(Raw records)

___

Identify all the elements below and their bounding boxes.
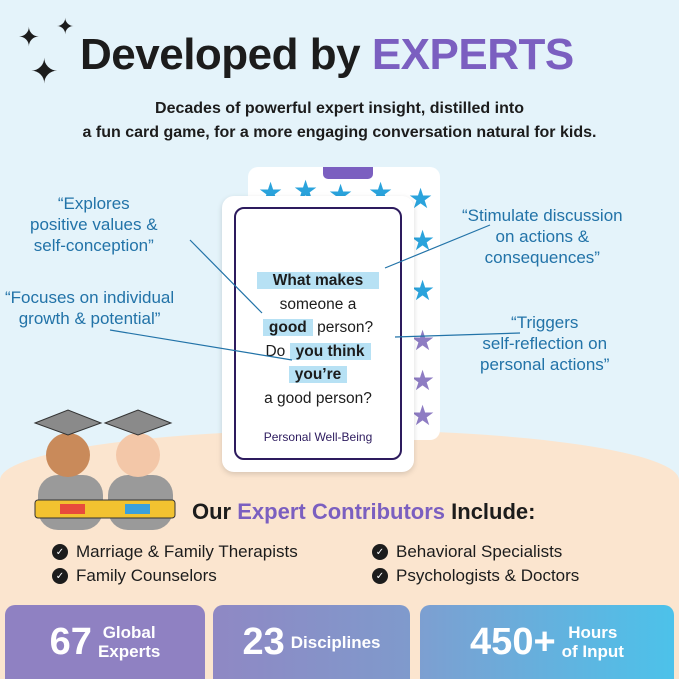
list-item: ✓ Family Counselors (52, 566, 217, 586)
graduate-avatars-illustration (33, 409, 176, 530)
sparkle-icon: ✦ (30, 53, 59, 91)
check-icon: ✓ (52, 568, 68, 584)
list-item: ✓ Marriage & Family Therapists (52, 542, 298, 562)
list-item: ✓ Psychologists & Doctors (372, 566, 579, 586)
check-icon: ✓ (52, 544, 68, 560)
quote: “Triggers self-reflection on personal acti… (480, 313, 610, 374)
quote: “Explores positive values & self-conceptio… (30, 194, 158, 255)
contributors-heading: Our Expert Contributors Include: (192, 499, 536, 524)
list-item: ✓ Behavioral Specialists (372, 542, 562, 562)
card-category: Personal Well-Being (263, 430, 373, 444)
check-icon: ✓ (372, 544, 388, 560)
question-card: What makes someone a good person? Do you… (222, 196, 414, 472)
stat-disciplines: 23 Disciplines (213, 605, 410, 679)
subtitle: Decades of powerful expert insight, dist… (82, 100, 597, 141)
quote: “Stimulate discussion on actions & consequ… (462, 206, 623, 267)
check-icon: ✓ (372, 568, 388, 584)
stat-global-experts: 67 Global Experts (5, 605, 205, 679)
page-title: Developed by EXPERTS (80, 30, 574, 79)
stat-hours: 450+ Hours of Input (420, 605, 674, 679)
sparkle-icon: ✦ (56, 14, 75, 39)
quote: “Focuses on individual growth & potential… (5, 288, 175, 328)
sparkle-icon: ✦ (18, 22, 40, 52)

___

◆ Description of the task
Retype the lines in the records exactly, beginning at the line that contains "list-item: ✓ Family" and stopping after the line that contains "stat-disciplines: 23 Disciplines".

◆ Exercise output
list-item: ✓ Family Counselors (52, 566, 217, 586)
graduate-avatars-illustration (33, 409, 176, 530)
sparkle-icon: ✦ (30, 53, 59, 91)
check-icon: ✓ (52, 568, 68, 584)
list-item: ✓ Marriage & Family Therapists (52, 542, 298, 562)
list-item: ✓ Psychologists & Doctors (372, 566, 579, 586)
check-icon: ✓ (52, 544, 68, 560)
quote: “Triggers self-reflection on personal acti… (480, 313, 610, 374)
quote: “Explores positive values & self-conceptio… (30, 194, 158, 255)
contributors-heading: Our Expert Contributors Include: (192, 499, 536, 524)
list-item: ✓ Behavioral Specialists (372, 542, 562, 562)
card-category: Personal Well-Being (263, 430, 373, 444)
check-icon: ✓ (372, 544, 388, 560)
question-card: What makes someone a good person? Do you… (222, 196, 414, 472)
stat-disciplines: 23 Disciplines (213, 605, 410, 679)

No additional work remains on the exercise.